Data entries
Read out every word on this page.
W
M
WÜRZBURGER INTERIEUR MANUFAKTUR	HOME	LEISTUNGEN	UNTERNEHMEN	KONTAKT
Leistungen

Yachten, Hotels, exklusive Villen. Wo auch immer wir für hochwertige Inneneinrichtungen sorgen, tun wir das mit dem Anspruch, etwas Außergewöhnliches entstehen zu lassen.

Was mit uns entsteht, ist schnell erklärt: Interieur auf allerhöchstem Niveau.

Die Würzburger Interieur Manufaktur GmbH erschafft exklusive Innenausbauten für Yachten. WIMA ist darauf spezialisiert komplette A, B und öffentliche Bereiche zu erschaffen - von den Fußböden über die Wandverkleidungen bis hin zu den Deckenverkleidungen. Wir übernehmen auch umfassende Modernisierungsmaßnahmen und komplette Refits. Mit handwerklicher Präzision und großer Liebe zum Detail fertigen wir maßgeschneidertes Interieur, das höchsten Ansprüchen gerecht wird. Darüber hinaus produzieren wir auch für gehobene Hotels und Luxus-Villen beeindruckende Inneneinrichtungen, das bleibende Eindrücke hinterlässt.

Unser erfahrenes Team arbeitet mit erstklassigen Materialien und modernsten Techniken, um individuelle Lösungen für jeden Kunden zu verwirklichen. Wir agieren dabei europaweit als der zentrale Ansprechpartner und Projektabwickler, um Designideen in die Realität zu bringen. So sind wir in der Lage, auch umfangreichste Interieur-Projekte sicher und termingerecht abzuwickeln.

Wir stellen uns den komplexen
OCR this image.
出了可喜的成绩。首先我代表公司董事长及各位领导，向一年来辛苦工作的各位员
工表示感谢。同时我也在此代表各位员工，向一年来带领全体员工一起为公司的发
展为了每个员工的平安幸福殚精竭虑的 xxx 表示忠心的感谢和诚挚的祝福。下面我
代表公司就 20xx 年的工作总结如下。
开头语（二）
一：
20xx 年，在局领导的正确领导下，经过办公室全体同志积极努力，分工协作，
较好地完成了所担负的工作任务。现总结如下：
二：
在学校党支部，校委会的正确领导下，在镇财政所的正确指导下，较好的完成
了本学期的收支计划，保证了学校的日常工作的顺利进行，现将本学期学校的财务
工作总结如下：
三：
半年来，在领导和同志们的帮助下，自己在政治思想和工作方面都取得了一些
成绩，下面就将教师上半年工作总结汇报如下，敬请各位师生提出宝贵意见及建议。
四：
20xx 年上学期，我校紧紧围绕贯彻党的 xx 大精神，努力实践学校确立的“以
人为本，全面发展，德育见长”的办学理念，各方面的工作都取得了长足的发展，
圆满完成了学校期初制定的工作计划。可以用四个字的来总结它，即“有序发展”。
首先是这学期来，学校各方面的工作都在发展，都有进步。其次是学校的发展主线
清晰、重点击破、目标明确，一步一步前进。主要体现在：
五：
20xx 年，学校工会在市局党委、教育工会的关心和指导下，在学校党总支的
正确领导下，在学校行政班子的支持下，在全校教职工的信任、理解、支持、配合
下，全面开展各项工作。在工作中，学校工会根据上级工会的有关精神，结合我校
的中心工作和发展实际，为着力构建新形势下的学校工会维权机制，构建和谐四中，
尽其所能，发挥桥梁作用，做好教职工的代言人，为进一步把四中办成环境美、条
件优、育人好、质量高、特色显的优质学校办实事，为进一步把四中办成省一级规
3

### TO BE DONE
Pick out and copy every line that contains the word "this".

### RESPONSE TO THE EXERCISE
Read out every word on this page.
OCR this image.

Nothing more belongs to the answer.